▸ **Written request**: Each entry below should be returned exactly as is, with the pictures removed.

Recorded data
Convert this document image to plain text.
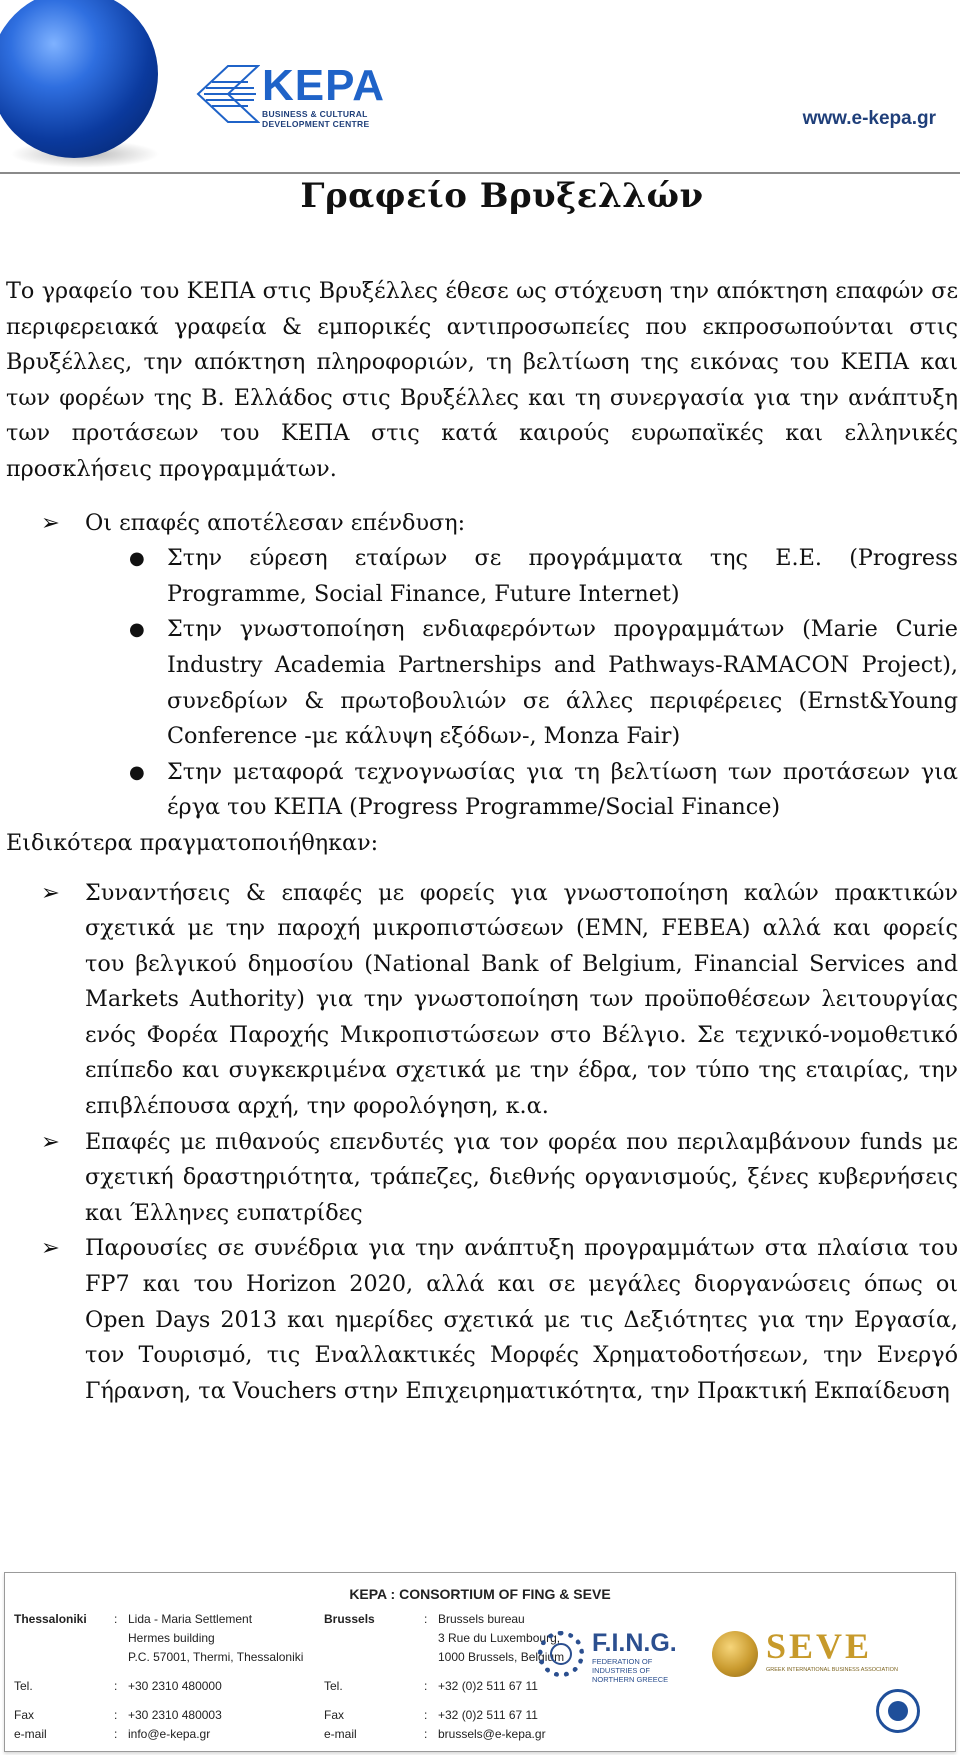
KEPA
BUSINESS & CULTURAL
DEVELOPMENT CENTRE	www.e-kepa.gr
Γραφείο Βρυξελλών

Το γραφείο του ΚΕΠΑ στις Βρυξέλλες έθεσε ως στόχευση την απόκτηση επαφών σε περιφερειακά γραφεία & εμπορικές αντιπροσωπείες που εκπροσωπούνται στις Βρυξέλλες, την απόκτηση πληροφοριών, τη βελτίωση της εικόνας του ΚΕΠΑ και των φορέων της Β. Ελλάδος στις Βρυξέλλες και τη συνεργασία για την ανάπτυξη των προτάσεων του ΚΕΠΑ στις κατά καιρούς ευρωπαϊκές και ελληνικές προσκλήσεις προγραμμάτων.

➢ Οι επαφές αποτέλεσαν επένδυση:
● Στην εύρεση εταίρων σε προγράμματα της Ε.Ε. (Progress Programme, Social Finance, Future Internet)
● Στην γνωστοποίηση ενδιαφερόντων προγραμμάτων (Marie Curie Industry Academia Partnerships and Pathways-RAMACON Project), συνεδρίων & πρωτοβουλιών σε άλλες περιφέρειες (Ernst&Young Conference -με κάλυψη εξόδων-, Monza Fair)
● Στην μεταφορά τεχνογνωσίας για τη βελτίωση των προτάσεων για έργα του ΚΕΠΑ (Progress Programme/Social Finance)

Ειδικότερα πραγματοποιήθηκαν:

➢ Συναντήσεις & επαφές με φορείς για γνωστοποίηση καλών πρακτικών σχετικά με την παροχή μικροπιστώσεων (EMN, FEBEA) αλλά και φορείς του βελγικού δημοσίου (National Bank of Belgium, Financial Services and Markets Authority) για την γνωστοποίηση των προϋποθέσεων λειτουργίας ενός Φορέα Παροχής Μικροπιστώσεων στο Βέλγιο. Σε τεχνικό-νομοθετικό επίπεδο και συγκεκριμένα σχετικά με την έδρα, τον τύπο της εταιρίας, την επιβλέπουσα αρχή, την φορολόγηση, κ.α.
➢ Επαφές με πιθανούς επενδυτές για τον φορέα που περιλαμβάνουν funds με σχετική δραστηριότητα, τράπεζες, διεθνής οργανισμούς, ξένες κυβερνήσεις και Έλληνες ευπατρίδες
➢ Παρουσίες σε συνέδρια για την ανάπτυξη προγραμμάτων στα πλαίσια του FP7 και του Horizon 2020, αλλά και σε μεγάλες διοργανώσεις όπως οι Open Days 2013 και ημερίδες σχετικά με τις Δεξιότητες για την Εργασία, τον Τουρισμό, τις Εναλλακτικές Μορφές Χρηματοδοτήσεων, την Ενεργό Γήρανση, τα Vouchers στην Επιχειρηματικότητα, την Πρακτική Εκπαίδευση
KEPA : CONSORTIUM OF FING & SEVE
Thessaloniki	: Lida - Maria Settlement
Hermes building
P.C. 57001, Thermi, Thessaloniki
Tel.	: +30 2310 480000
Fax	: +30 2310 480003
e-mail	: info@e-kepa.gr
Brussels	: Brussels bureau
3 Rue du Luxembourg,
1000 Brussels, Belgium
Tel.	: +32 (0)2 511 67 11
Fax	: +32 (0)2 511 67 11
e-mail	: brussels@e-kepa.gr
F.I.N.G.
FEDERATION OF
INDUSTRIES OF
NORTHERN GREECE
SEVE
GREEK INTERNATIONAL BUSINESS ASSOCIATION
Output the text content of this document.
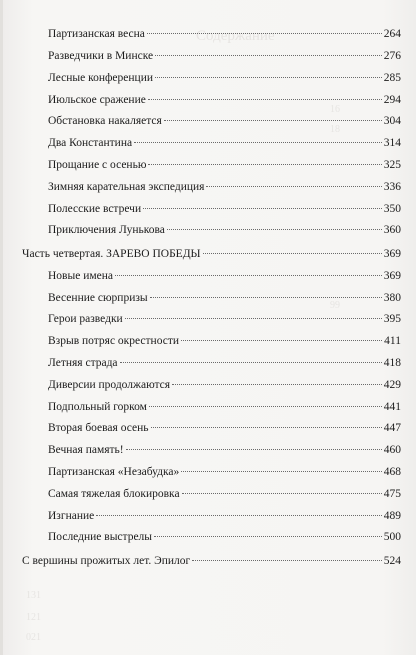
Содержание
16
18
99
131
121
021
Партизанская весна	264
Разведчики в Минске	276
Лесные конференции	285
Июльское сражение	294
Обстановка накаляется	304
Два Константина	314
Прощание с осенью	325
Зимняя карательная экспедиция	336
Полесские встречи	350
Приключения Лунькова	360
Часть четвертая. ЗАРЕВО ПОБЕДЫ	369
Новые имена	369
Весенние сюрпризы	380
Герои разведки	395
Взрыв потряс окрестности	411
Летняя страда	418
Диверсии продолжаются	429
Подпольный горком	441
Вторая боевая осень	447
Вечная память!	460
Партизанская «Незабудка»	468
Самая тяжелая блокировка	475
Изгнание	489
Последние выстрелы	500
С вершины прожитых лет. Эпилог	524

▸ **Complete output**:
Convert this document image to plain text.
KEPA
BUSINESS & CULTURAL
DEVELOPMENT CENTRE	www.e-kepa.gr
Γραφείο Βρυξελλών

Το γραφείο του ΚΕΠΑ στις Βρυξέλλες έθεσε ως στόχευση την απόκτηση επαφών σε περιφερειακά γραφεία & εμπορικές αντιπροσωπείες που εκπροσωπούνται στις Βρυξέλλες, την απόκτηση πληροφοριών, τη βελτίωση της εικόνας του ΚΕΠΑ και των φορέων της Β. Ελλάδος στις Βρυξέλλες και τη συνεργασία για την ανάπτυξη των προτάσεων του ΚΕΠΑ στις κατά καιρούς ευρωπαϊκές και ελληνικές προσκλήσεις προγραμμάτων.

➢ Οι επαφές αποτέλεσαν επένδυση:
● Στην εύρεση εταίρων σε προγράμματα της Ε.Ε. (Progress Programme, Social Finance, Future Internet)
● Στην γνωστοποίηση ενδιαφερόντων προγραμμάτων (Marie Curie Industry Academia Partnerships and Pathways-RAMACON Project), συνεδρίων & πρωτοβουλιών σε άλλες περιφέρειες (Ernst&Young Conference -με κάλυψη εξόδων-, Monza Fair)
● Στην μεταφορά τεχνογνωσίας για τη βελτίωση των προτάσεων για έργα του ΚΕΠΑ (Progress Programme/Social Finance)

Ειδικότερα πραγματοποιήθηκαν:

➢ Συναντήσεις & επαφές με φορείς για γνωστοποίηση καλών πρακτικών σχετικά με την παροχή μικροπιστώσεων (EMN, FEBEA) αλλά και φορείς του βελγικού δημοσίου (National Bank of Belgium, Financial Services and Markets Authority) για την γνωστοποίηση των προϋποθέσεων λειτουργίας ενός Φορέα Παροχής Μικροπιστώσεων στο Βέλγιο. Σε τεχνικό-νομοθετικό επίπεδο και συγκεκριμένα σχετικά με την έδρα, τον τύπο της εταιρίας, την επιβλέπουσα αρχή, την φορολόγηση, κ.α.
➢ Επαφές με πιθανούς επενδυτές για τον φορέα που περιλαμβάνουν funds με σχετική δραστηριότητα, τράπεζες, διεθνής οργανισμούς, ξένες κυβερνήσεις και Έλληνες ευπατρίδες
➢ Παρουσίες σε συνέδρια για την ανάπτυξη προγραμμάτων στα πλαίσια του FP7 και του Horizon 2020, αλλά και σε μεγάλες διοργανώσεις όπως οι Open Days 2013 και ημερίδες σχετικά με τις Δεξιότητες για την Εργασία, τον Τουρισμό, τις Εναλλακτικές Μορφές Χρηματοδοτήσεων, την Ενεργό Γήρανση, τα Vouchers στην Επιχειρηματικότητα, την Πρακτική Εκπαίδευση
KEPA : CONSORTIUM OF FING & SEVE
Thessaloniki	: Lida - Maria Settlement
Hermes building
P.C. 57001, Thermi, Thessaloniki
Tel.	: +30 2310 480000
Fax	: +30 2310 480003
e-mail	: info@e-kepa.gr
Brussels	: Brussels bureau
3 Rue du Luxembourg,
1000 Brussels, Belgium
Tel.	: +32 (0)2 511 67 11
Fax	: +32 (0)2 511 67 11
e-mail	: brussels@e-kepa.gr
F.I.N.G.
FEDERATION OF
INDUSTRIES OF
NORTHERN GREECE
SEVE
GREEK INTERNATIONAL BUSINESS ASSOCIATION
Output the text content of this document.
Содержание
16
18
99
131
121
021
Партизанская весна	264
Разведчики в Минске	276
Лесные конференции	285
Июльское сражение	294
Обстановка накаляется	304
Два Константина	314
Прощание с осенью	325
Зимняя карательная экспедиция	336
Полесские встречи	350
Приключения Лунькова	360
Часть четвертая. ЗАРЕВО ПОБЕДЫ	369
Новые имена	369
Весенние сюрпризы	380
Герои разведки	395
Взрыв потряс окрестности	411
Летняя страда	418
Диверсии продолжаются	429
Подпольный горком	441
Вторая боевая осень	447
Вечная память!	460
Партизанская «Незабудка»	468
Самая тяжелая блокировка	475
Изгнание	489
Последние выстрелы	500
С вершины прожитых лет. Эпилог	524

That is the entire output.